(Dataset entries)
....................

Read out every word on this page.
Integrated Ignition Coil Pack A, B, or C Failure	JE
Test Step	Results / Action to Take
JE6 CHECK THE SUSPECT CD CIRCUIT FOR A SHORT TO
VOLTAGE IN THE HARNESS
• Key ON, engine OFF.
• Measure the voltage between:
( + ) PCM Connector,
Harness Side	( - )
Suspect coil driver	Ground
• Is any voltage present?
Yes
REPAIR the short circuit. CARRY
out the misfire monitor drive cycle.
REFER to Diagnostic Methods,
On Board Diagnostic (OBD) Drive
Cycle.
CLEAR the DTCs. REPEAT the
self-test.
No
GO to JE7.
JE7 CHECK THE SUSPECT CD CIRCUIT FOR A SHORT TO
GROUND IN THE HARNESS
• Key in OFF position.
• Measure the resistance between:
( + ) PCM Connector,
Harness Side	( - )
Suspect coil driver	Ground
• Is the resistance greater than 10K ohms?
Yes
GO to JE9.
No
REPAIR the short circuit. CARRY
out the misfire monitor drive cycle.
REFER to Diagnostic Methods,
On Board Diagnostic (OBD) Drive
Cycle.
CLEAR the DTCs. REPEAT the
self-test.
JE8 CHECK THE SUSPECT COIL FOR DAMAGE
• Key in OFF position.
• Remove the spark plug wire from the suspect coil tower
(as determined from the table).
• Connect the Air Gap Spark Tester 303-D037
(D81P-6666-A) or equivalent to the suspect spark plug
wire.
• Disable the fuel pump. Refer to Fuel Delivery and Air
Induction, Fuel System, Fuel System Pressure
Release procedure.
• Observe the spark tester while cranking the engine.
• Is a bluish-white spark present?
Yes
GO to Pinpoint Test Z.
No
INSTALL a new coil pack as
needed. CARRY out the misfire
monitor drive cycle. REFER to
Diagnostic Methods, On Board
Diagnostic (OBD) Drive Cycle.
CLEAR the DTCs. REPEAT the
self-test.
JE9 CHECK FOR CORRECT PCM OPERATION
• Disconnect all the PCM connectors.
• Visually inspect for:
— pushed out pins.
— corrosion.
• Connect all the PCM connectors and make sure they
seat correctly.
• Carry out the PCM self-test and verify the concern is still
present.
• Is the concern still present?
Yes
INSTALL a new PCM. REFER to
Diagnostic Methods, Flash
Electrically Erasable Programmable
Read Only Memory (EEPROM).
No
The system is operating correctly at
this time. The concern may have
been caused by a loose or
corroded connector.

....................

▶ Aim of the task
Scan the lines above for "engine", then copy every one that has it.

▶ Exercise solution
• Key ON, engine OFF.
• Observe the spark tester while cranking the engine.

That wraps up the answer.